**PROBLEM 1:** Reproduce the passage on digital transformation in government word for word.

**SELECTED PASSAGE:**
Key Takeaways
- Making governments fit for the internet era will require new public institutions and empowered teams that combine emerging digital skills with traditional government expertise.
- Digital transformation is not an IT programme; it is about applying the culture, practices, processes & technologies of the Internet-era to respond to people's raised expectations.
- Governments that have successfully applied digital transformation have saved substantial amounts of money while providing services that are simpler, clearer and faster for citizens to use.
- Service standards and spending controls are powerful levers for driving change across large, fragmented organisations.
- The strongest digital governments are those that have radically changed the way they work.
The book Digital Transformation at Scale by Andrew Greenway, Ben Terrett, Mike Bracken and Tom Loosemore, explores what governmental and other large organizations can do to make a digital transformation happen. It is based on the authors’ experience designing and helping to deliver the UK’s Government Digital Service (GDS).
InfoQ interviewed Greenway about digital transformations in governmental organizations.

**DATA SHOWN:**
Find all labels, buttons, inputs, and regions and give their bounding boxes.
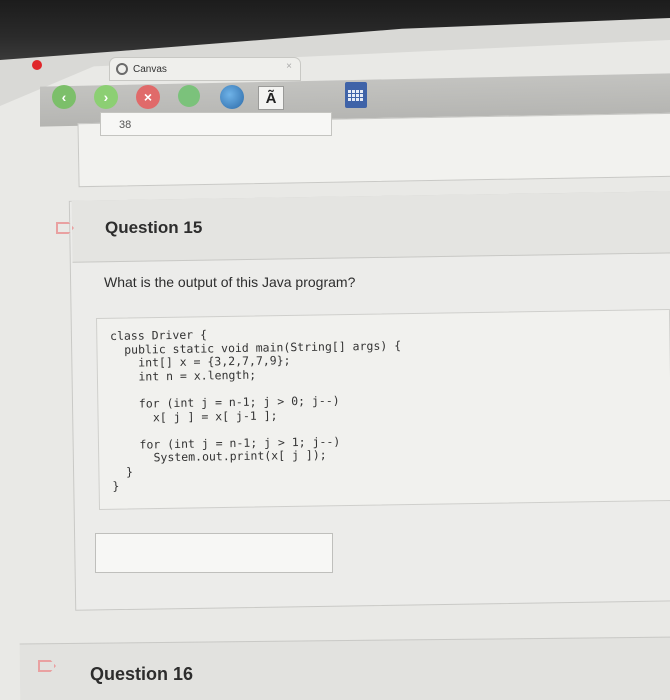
- stop-icon[interactable]: ×: [136, 85, 160, 109]
- forward-icon[interactable]: ›: [94, 85, 118, 109]
- back-icon[interactable]: ‹: [52, 85, 76, 109]
- calculator-icon[interactable]: [345, 82, 367, 108]
- tab-favicon-icon: [116, 63, 128, 75]
- refresh-icon[interactable]: [178, 85, 200, 107]
- browser-tab[interactable]: Canvas ×: [110, 58, 300, 80]
- question-15-title: Question 15: [105, 218, 203, 237]
- tab-title: Canvas: [133, 63, 167, 75]
- globe-icon[interactable]: [220, 85, 244, 109]
- answer-input[interactable]: [95, 533, 333, 573]
- java-code: class Driver { public static void main(S…: [109, 327, 402, 493]
- previous-answer-field[interactable]: 38: [100, 112, 332, 136]
- record-indicator: [32, 60, 42, 70]
- text-icon[interactable]: Ã: [258, 86, 284, 110]
- tab-close-icon[interactable]: ×: [286, 61, 292, 72]
- question-15-prompt: What is the output of this Java program?: [104, 274, 356, 290]
- question-16-title: Question 16: [90, 664, 194, 684]
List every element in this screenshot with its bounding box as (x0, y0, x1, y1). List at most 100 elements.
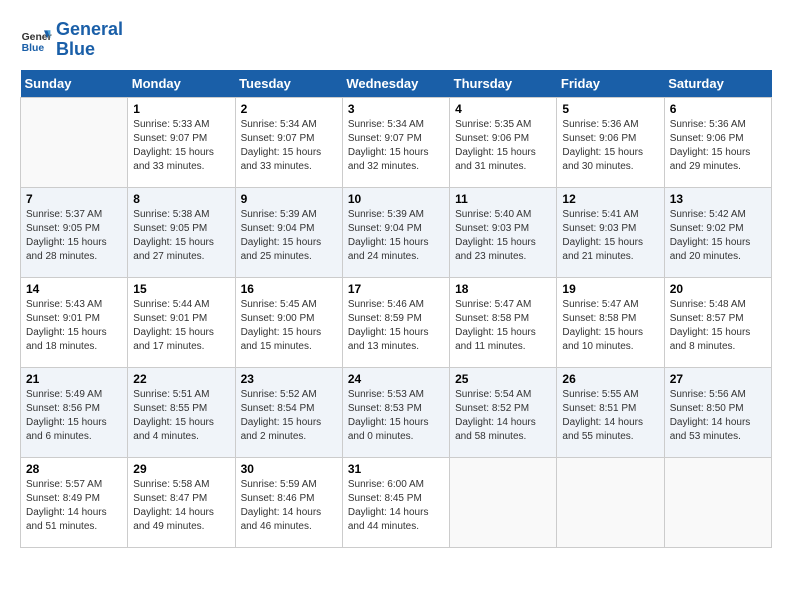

**PROBLEM 2:** Locate every line of the records that contains the string "this", matching case, and copy each of those lines.

**TASK SOLUTION 1:**
Key Takeaways
- Making governments fit for the internet era will require new public institutions and empowered teams that combine emerging digital skills with traditional government expertise.
- Digital transformation is not an IT programme; it is about applying the culture, practices, processes & technologies of the Internet-era to respond to people's raised expectations.
- Governments that have successfully applied digital transformation have saved substantial amounts of money while providing services that are simpler, clearer and faster for citizens to use.
- Service standards and spending controls are powerful levers for driving change across large, fragmented organisations.
- The strongest digital governments are those that have radically changed the way they work.
The book Digital Transformation at Scale by Andrew Greenway, Ben Terrett, Mike Bracken and Tom Loosemore, explores what governmental and other large organizations can do to make a digital transformation happen. It is based on the authors’ experience designing and helping to deliver the UK’s Government Digital Service (GDS).
InfoQ interviewed Greenway about digital transformations in governmental organizations.

**TASK SOLUTION 2:**
- question-15-prompt: What is the output of this Java program?: [104, 274, 356, 290]
List every element in this screenshot with its bounding box as (x0, y0, x1, y1). List at most 100 elements.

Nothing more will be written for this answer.